§ Material for the task:

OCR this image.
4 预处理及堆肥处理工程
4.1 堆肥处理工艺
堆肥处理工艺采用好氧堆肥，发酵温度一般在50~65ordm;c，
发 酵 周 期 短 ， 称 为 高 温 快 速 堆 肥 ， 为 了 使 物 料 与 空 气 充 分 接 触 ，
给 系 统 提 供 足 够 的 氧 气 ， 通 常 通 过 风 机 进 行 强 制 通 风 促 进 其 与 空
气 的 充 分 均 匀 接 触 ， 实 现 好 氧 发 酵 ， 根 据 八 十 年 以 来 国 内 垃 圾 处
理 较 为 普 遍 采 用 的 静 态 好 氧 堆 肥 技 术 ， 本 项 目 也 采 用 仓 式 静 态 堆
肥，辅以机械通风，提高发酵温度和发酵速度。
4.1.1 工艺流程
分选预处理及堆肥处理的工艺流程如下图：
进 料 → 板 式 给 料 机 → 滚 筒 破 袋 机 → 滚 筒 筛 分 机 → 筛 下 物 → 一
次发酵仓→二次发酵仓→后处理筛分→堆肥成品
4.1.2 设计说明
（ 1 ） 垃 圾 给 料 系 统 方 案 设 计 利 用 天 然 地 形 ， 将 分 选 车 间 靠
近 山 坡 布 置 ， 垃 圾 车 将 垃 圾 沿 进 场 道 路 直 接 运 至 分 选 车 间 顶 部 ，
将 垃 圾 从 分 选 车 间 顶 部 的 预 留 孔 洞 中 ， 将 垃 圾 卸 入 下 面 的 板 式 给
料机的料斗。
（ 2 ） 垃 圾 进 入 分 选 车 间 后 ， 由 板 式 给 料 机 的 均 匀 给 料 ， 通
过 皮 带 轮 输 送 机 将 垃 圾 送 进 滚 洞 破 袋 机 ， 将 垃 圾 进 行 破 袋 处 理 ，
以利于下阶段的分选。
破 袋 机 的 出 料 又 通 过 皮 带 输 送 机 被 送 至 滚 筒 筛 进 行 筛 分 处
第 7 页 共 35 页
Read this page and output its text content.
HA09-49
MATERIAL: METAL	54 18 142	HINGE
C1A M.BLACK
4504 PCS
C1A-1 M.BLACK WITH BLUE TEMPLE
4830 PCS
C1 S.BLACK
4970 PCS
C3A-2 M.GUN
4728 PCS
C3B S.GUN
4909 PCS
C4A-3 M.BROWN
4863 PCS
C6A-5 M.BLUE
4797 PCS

§ Goal: Return the line that contains "Read this page and output its text content." along with every line after it through the end of the entries, exactly, adding nothing.

§ Result:
Read this page and output its text content.
HA09-49
MATERIAL: METAL	54 18 142	HINGE
C1A M.BLACK
4504 PCS
C1A-1 M.BLACK WITH BLUE TEMPLE
4830 PCS
C1 S.BLACK
4970 PCS
C3A-2 M.GUN
4728 PCS
C3B S.GUN
4909 PCS
C4A-3 M.BROWN
4863 PCS
C6A-5 M.BLUE
4797 PCS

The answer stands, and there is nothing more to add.